The problem ::
Go through the material and pull out every line with the string "ReReモデル" in it.

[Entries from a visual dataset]
+-------+
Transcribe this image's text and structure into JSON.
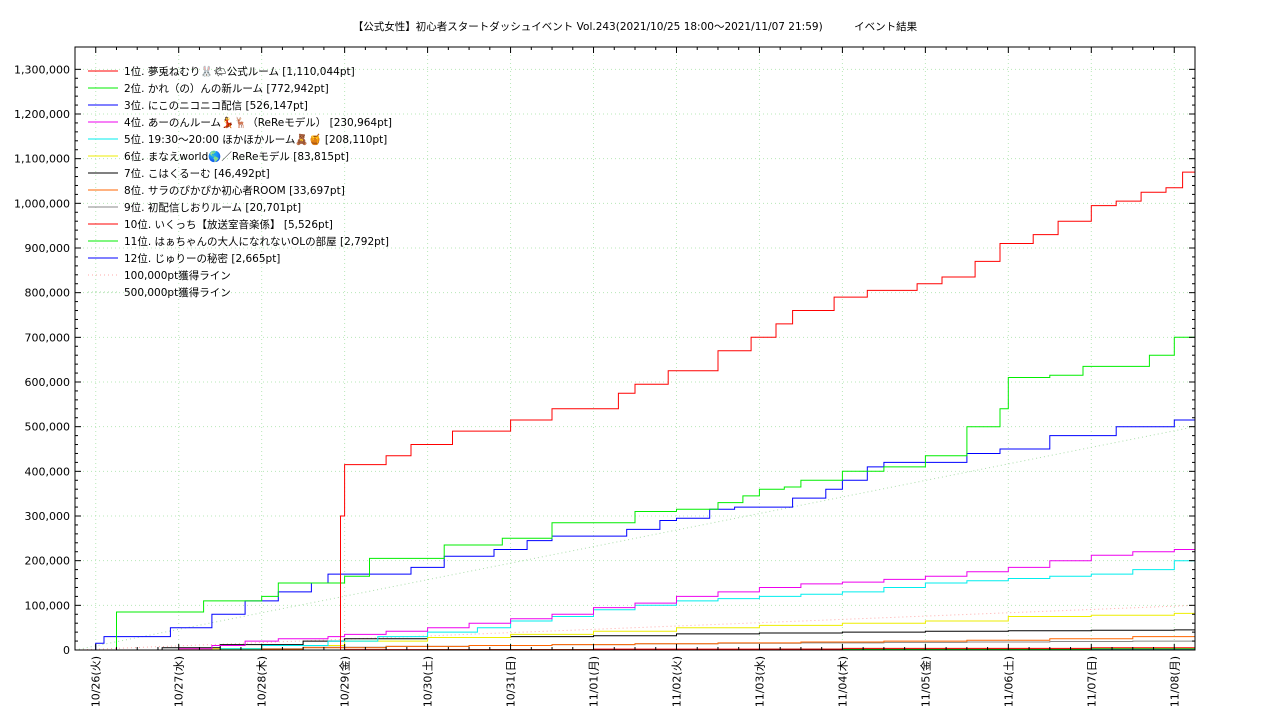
{
  "chart_data": {
    "type": "line",
    "title": "【公式女性】初心者スタートダッシュイベント Vol.243(2021/10/25 18:00～2021/11/07 21:59)　　　イベント結果",
    "xlabel": "",
    "ylabel": "",
    "ylim": [
      0,
      1350000
    ],
    "xlim": [
      "10/25 18:00",
      "11/08 00:00"
    ],
    "grid": true,
    "legend_position": "top-left",
    "yticks": [
      0,
      100000,
      200000,
      300000,
      400000,
      500000,
      600000,
      700000,
      800000,
      900000,
      1000000,
      1100000,
      1200000,
      1300000
    ],
    "ytick_labels": [
      "0",
      "100,000",
      "200,000",
      "300,000",
      "400,000",
      "500,000",
      "600,000",
      "700,000",
      "800,000",
      "900,000",
      "1,000,000",
      "1,100,000",
      "1,200,000",
      "1,300,000"
    ],
    "xtick_labels": [
      "10/26(火)",
      "10/27(水)",
      "10/28(木)",
      "10/29(金)",
      "10/30(土)",
      "10/31(日)",
      "11/01(月)",
      "11/02(火)",
      "11/03(水)",
      "11/04(木)",
      "11/05(金)",
      "11/06(土)",
      "11/07(日)",
      "11/08(月)"
    ],
    "x_unit": "days since 10/26 00:00",
    "series": [
      {
        "name": "1位. 夢兎ねむり🐰🌤公式ルーム [1,110,044pt]",
        "color": "#ff0000",
        "x": [
          -0.25,
          2.9,
          2.95,
          3.0,
          3.3,
          3.5,
          3.8,
          4.3,
          4.8,
          5.0,
          5.5,
          5.8,
          6.3,
          6.5,
          6.9,
          7.2,
          7.5,
          7.9,
          8.2,
          8.4,
          8.9,
          9.3,
          9.6,
          9.9,
          10.2,
          10.6,
          10.9,
          11.3,
          11.6,
          12.0,
          12.3,
          12.6,
          12.9,
          13.1,
          13.25
        ],
        "y": [
          0,
          0,
          300000,
          415000,
          415000,
          435000,
          460000,
          490000,
          490000,
          515000,
          540000,
          540000,
          575000,
          595000,
          625000,
          625000,
          670000,
          700000,
          730000,
          760000,
          790000,
          805000,
          805000,
          820000,
          835000,
          870000,
          910000,
          930000,
          960000,
          995000,
          1005000,
          1025000,
          1035000,
          1070000,
          1110000
        ]
      },
      {
        "name": "2位. かれ（の）んの新ルーム [772,942pt]",
        "color": "#00ee00",
        "x": [
          -0.25,
          0.1,
          0.25,
          0.9,
          1.3,
          2.0,
          2.2,
          3.0,
          3.3,
          4.0,
          4.2,
          4.9,
          5.0,
          5.5,
          6.0,
          6.5,
          7.0,
          7.5,
          7.8,
          8.0,
          8.3,
          8.5,
          9.0,
          9.4,
          9.5,
          10.0,
          10.4,
          10.5,
          10.9,
          11.0,
          11.5,
          11.9,
          12.0,
          12.7,
          12.9,
          13.0,
          13.25
        ],
        "y": [
          0,
          0,
          85000,
          85000,
          110000,
          120000,
          150000,
          165000,
          205000,
          205000,
          235000,
          250000,
          250000,
          285000,
          285000,
          310000,
          315000,
          330000,
          345000,
          360000,
          365000,
          380000,
          400000,
          400000,
          410000,
          435000,
          435000,
          500000,
          540000,
          610000,
          615000,
          635000,
          635000,
          660000,
          660000,
          700000,
          772942
        ]
      },
      {
        "name": "3位. にこのニコニコ配信 [526,147pt]",
        "color": "#0000ff",
        "x": [
          -0.25,
          0.0,
          0.1,
          0.5,
          0.9,
          1.4,
          1.8,
          2.2,
          2.6,
          2.8,
          3.0,
          3.4,
          3.8,
          4.2,
          4.4,
          4.8,
          5.2,
          5.5,
          6.0,
          6.4,
          6.8,
          7.0,
          7.4,
          7.7,
          8.0,
          8.4,
          8.8,
          9.0,
          9.3,
          9.5,
          10.0,
          10.5,
          10.9,
          11.0,
          11.5,
          11.9,
          12.3,
          12.7,
          13.0,
          13.25
        ],
        "y": [
          0,
          15000,
          30000,
          30000,
          50000,
          80000,
          110000,
          130000,
          150000,
          170000,
          170000,
          170000,
          185000,
          210000,
          210000,
          225000,
          245000,
          255000,
          255000,
          270000,
          290000,
          295000,
          315000,
          320000,
          320000,
          340000,
          360000,
          380000,
          410000,
          420000,
          420000,
          440000,
          450000,
          450000,
          480000,
          480000,
          500000,
          500000,
          515000,
          526147
        ]
      },
      {
        "name": "4位. あーのんルーム💃🦌（ReReモデル） [230,964pt]",
        "color": "#ee00ee",
        "x": [
          -0.25,
          1.0,
          1.4,
          1.8,
          2.2,
          2.8,
          3.0,
          3.5,
          4.0,
          4.5,
          5.0,
          5.5,
          6.0,
          6.5,
          7.0,
          7.5,
          8.0,
          8.5,
          9.0,
          9.5,
          10.0,
          10.5,
          11.0,
          11.5,
          12.0,
          12.5,
          13.0,
          13.25
        ],
        "y": [
          0,
          3000,
          10000,
          20000,
          25000,
          30000,
          35000,
          42000,
          50000,
          60000,
          70000,
          80000,
          95000,
          105000,
          120000,
          130000,
          140000,
          148000,
          152000,
          158000,
          165000,
          175000,
          185000,
          200000,
          212000,
          220000,
          225000,
          230964
        ]
      },
      {
        "name": "5位. 19:30〜20:00  ほかほかルーム🧸🍯 [208,110pt]",
        "color": "#00eeee",
        "x": [
          -0.25,
          1.5,
          2.0,
          2.8,
          3.4,
          4.0,
          4.6,
          5.0,
          5.5,
          6.0,
          6.5,
          7.0,
          7.5,
          8.0,
          8.5,
          9.0,
          9.5,
          10.0,
          10.5,
          11.0,
          11.5,
          12.0,
          12.5,
          13.0,
          13.25
        ],
        "y": [
          0,
          3000,
          10000,
          20000,
          30000,
          40000,
          50000,
          65000,
          75000,
          90000,
          100000,
          110000,
          115000,
          120000,
          125000,
          130000,
          140000,
          150000,
          155000,
          160000,
          165000,
          170000,
          180000,
          200000,
          208110
        ]
      },
      {
        "name": "6位. まなえworld🌎／ReReモデル [83,815pt]",
        "color": "#eeee00",
        "x": [
          -0.25,
          1.0,
          2.0,
          3.0,
          4.0,
          5.0,
          6.0,
          7.0,
          8.0,
          9.0,
          10.0,
          11.0,
          12.0,
          13.0,
          13.25
        ],
        "y": [
          0,
          3000,
          10000,
          20000,
          28000,
          35000,
          42000,
          50000,
          55000,
          60000,
          65000,
          75000,
          78000,
          82000,
          83815
        ]
      },
      {
        "name": "7位. こはくるーむ [46,492pt]",
        "color": "#000000",
        "x": [
          -0.25,
          0.8,
          1.5,
          2.5,
          3.0,
          4.0,
          5.0,
          6.0,
          7.0,
          8.0,
          9.0,
          10.0,
          11.0,
          12.0,
          13.0,
          13.25
        ],
        "y": [
          0,
          5000,
          12000,
          20000,
          25000,
          28000,
          30000,
          32000,
          36000,
          38000,
          40000,
          42000,
          43000,
          44000,
          45000,
          46492
        ]
      },
      {
        "name": "8位. サラのぴかぴか初心者ROOM [33,697pt]",
        "color": "#ff6600",
        "x": [
          -0.25,
          1.5,
          2.5,
          3.5,
          4.5,
          5.5,
          6.5,
          7.5,
          8.5,
          9.5,
          10.5,
          11.5,
          12.5,
          13.25
        ],
        "y": [
          0,
          2000,
          5000,
          8000,
          10000,
          12000,
          14000,
          16000,
          18000,
          20000,
          22000,
          25000,
          30000,
          33697
        ]
      },
      {
        "name": "9位. 初配信しおりルーム [20,701pt]",
        "color": "#888888",
        "x": [
          -0.25,
          1.5,
          2.5,
          3.5,
          4.5,
          5.5,
          6.5,
          7.5,
          8.5,
          9.5,
          10.5,
          11.5,
          12.5,
          13.25
        ],
        "y": [
          0,
          3000,
          6000,
          8000,
          10000,
          12000,
          14000,
          15000,
          16000,
          17000,
          18000,
          19000,
          20000,
          20701
        ]
      },
      {
        "name": "10位. いくっち【放送室音楽係】 [5,526pt]",
        "color": "#ff0000",
        "x": [
          -0.25,
          3.0,
          6.0,
          9.0,
          12.0,
          13.25
        ],
        "y": [
          0,
          1000,
          2000,
          3500,
          5000,
          5526
        ]
      },
      {
        "name": "11位. はぁちゃんの大人になれないOLの部屋 [2,792pt]",
        "color": "#00ee00",
        "x": [
          -0.25,
          4.0,
          8.0,
          12.0,
          13.25
        ],
        "y": [
          0,
          800,
          1800,
          2600,
          2792
        ]
      },
      {
        "name": "12位. じゅりーの秘密 [2,665pt]",
        "color": "#0000ff",
        "x": [
          -0.25,
          4.0,
          8.0,
          12.0,
          13.25
        ],
        "y": [
          0,
          700,
          1600,
          2500,
          2665
        ]
      }
    ],
    "reference_lines": [
      {
        "name": "100,000pt獲得ライン",
        "color": "#ffaaaa",
        "x": [
          -0.25,
          13.25
        ],
        "y": [
          0,
          100000
        ]
      },
      {
        "name": "500,000pt獲得ライン",
        "color": "#aaddaa",
        "x": [
          -0.25,
          13.25
        ],
        "y": [
          0,
          500000
        ]
      }
    ]
  }
}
+-------+
Final result ::
        "name": "4位. あーのんルーム💃🦌（ReReモデル） [230,964pt]",
        "name": "6位. まなえworld🌎／ReReモデル [83,815pt]",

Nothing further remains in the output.